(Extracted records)
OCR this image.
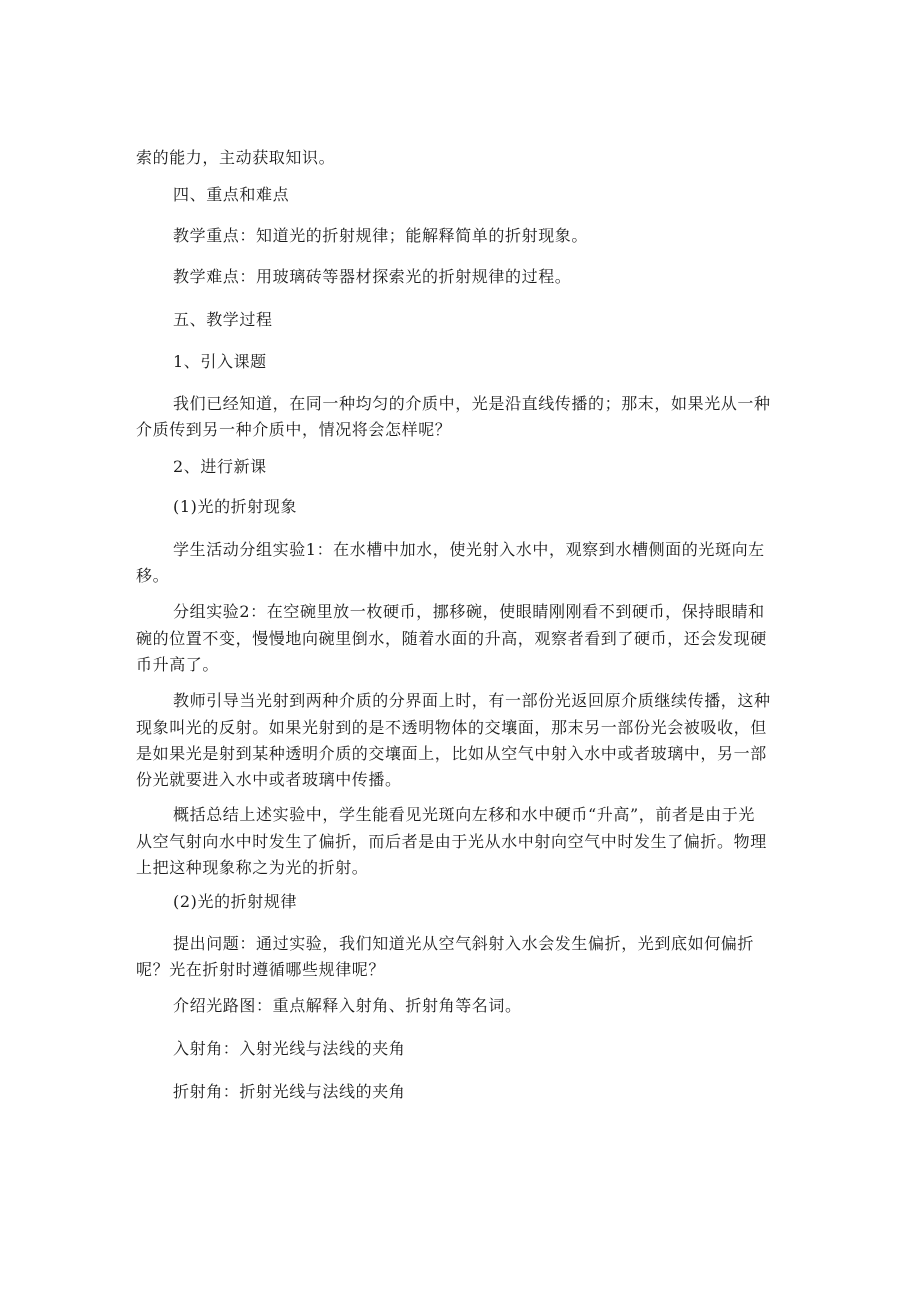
索的能力，主动获取知识。
四、重点和难点
教学重点：知道光的折射规律；能解释简单的折射现象。
教学难点：用玻璃砖等器材探索光的折射规律的过程。
五、教学过程
1、引入课题
我们已经知道，在同一种均匀的介质中，光是沿直线传播的；那末，如果光从一种
介质传到另一种介质中，情况将会怎样呢？
2、进行新课
(1)光的折射现象
学生活动分组实验1：在水槽中加水，使光射入水中，观察到水槽侧面的光斑向左
移。
分组实验2：在空碗里放一枚硬币，挪移碗，使眼睛刚刚看不到硬币，保持眼睛和
碗的位置不变，慢慢地向碗里倒水，随着水面的升高，观察者看到了硬币，还会发现硬
币升高了。
教师引导当光射到两种介质的分界面上时，有一部份光返回原介质继续传播，这种
现象叫光的反射。如果光射到的是不透明物体的交壤面，那末另一部份光会被吸收，但
是如果光是射到某种透明介质的交壤面上，比如从空气中射入水中或者玻璃中，另一部
份光就要进入水中或者玻璃中传播。
概括总结上述实验中，学生能看见光斑向左移和水中硬币“升高”，前者是由于光
从空气射向水中时发生了偏折，而后者是由于光从水中射向空气中时发生了偏折。物理
上把这种现象称之为光的折射。
(2)光的折射规律
提出问题：通过实验，我们知道光从空气斜射入水会发生偏折，光到底如何偏折
呢？光在折射时遵循哪些规律呢？
介绍光路图：重点解释入射角、折射角等名词。
入射角：入射光线与法线的夹角
折射角：折射光线与法线的夹角
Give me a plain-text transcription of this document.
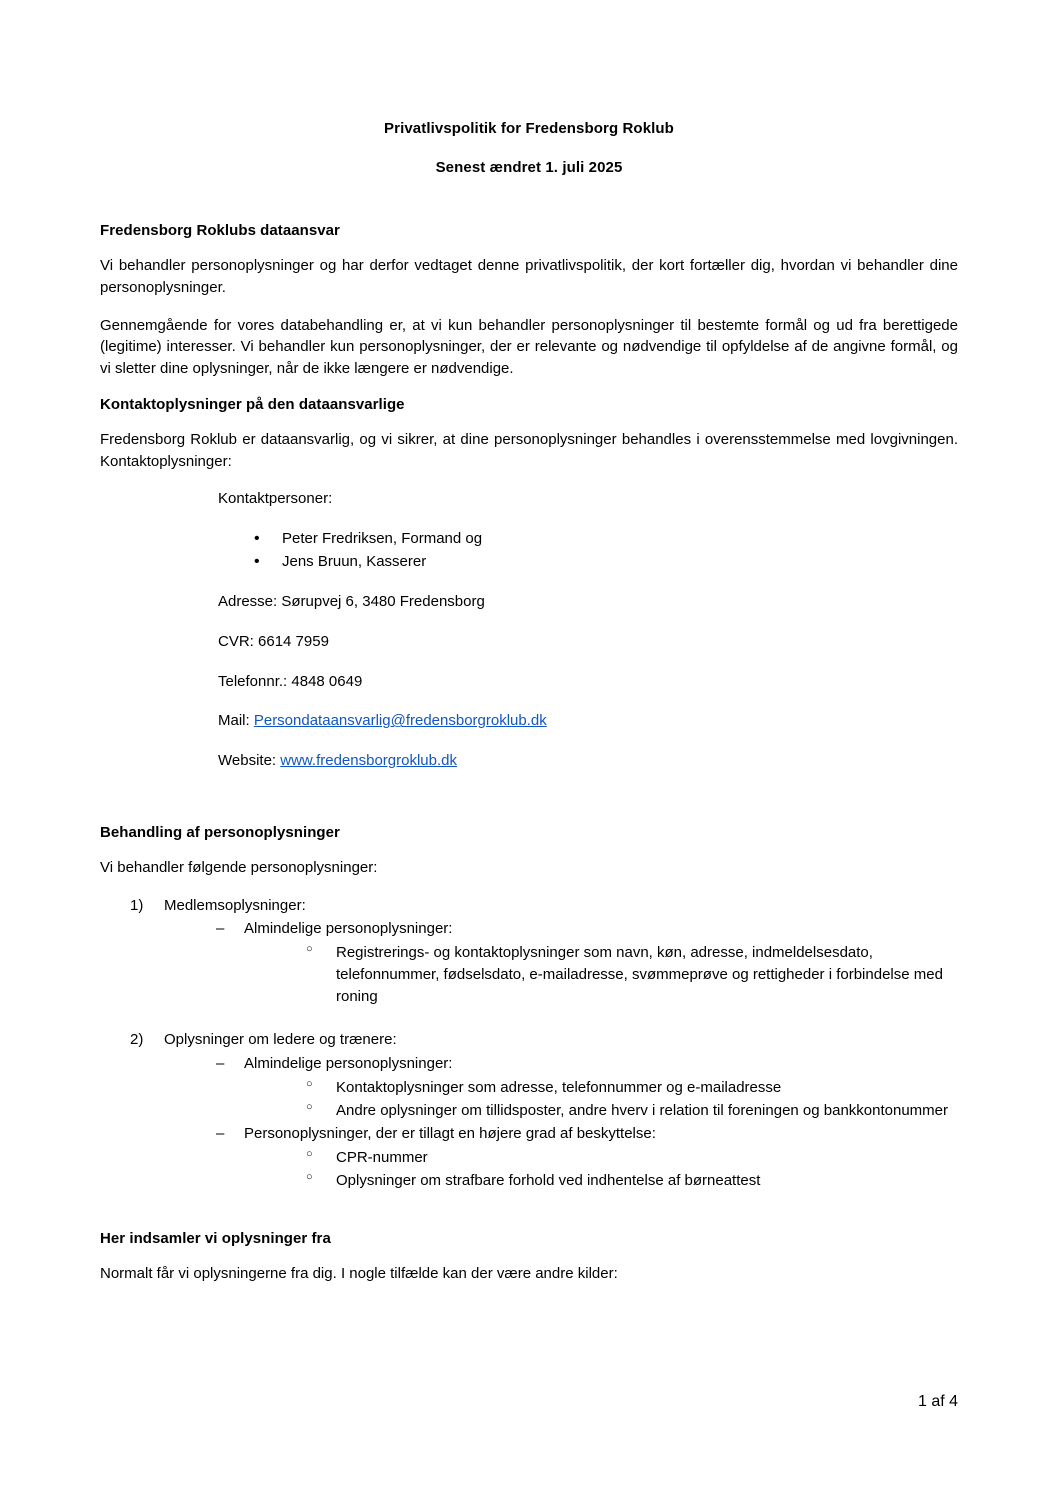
Privatlivspolitik for Fredensborg Roklub
Senest ændret 1. juli 2025
Fredensborg Roklubs dataansvar

Vi behandler personoplysninger og har derfor vedtaget denne privatlivspolitik, der kort fortæller dig, hvordan vi behandler dine personoplysninger.

Gennemgående for vores databehandling er, at vi kun behandler personoplysninger til bestemte formål og ud fra berettigede (legitime) interesser. Vi behandler kun personoplysninger, der er relevante og nødvendige til opfyldelse af de angivne formål, og vi sletter dine oplysninger, når de ikke længere er nødvendige.

Kontaktoplysninger på den dataansvarlige

Fredensborg Roklub er dataansvarlig, og vi sikrer, at dine personoplysninger behandles i overensstemmelse med lovgivningen. Kontaktoplysninger:

Kontaktpersoner:

• Peter Fredriksen, Formand og
• Jens Bruun, Kasserer

Adresse: Sørupvej 6, 3480 Fredensborg

CVR: 6614 7959

Telefonnr.: 4848 0649

Mail: Persondataansvarlig@fredensborgroklub.dk

Website: www.fredensborgroklub.dk

Behandling af personoplysninger

Vi behandler følgende personoplysninger:

1) Medlemsoplysninger:
– Almindelige personoplysninger:
○ Registrerings- og kontaktoplysninger som navn, køn, adresse, indmeldelsesdato, telefonnummer, fødselsdato, e-mailadresse, svømmeprøve og rettigheder i forbindelse med roning
2) Oplysninger om ledere og trænere:
– Almindelige personoplysninger:
○ Kontaktoplysninger som adresse, telefonnummer og e-mailadresse
○ Andre oplysninger om tillidsposter, andre hverv i relation til foreningen og bankkontonummer
– Personoplysninger, der er tillagt en højere grad af beskyttelse:
○ CPR-nummer
○ Oplysninger om strafbare forhold ved indhentelse af børneattest
Her indsamler vi oplysninger fra

Normalt får vi oplysningerne fra dig. I nogle tilfælde kan der være andre kilder:

1 af 4
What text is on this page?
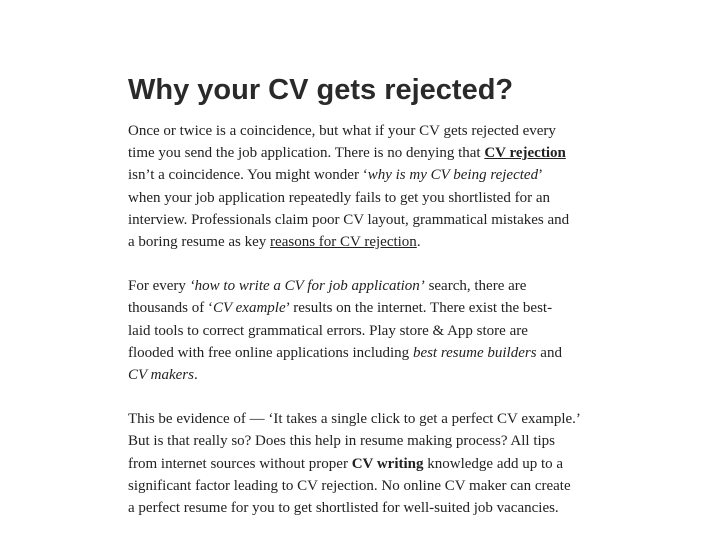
Why your CV gets rejected?

Once or twice is a coincidence, but what if your CV gets rejected every
time you send the job application. There is no denying that CV rejection
isn’t a coincidence. You might wonder ‘why is my CV being rejected’
when your job application repeatedly fails to get you shortlisted for an
interview. Professionals claim poor CV layout, grammatical mistakes and
a boring resume as key reasons for CV rejection.

For every ‘how to write a CV for job application’ search, there are
thousands of ‘CV example’ results on the internet. There exist the best-
laid tools to correct grammatical errors. Play store & App store are
flooded with free online applications including best resume builders and
CV makers.

This be evidence of — ‘It takes a single click to get a perfect CV example.’
But is that really so? Does this help in resume making process? All tips
from internet sources without proper CV writing knowledge add up to a
significant factor leading to CV rejection. No online CV maker can create
a perfect resume for you to get shortlisted for well-suited job vacancies.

Problem requirements =>
Look above for every line with the word "andre" and copy it.

Task answer =>
○ Andre oplysninger om tillidsposter, andre hverv i relation til foreningen og bankkontonummer
Normalt får vi oplysningerne fra dig. I nogle tilfælde kan der være andre kilder:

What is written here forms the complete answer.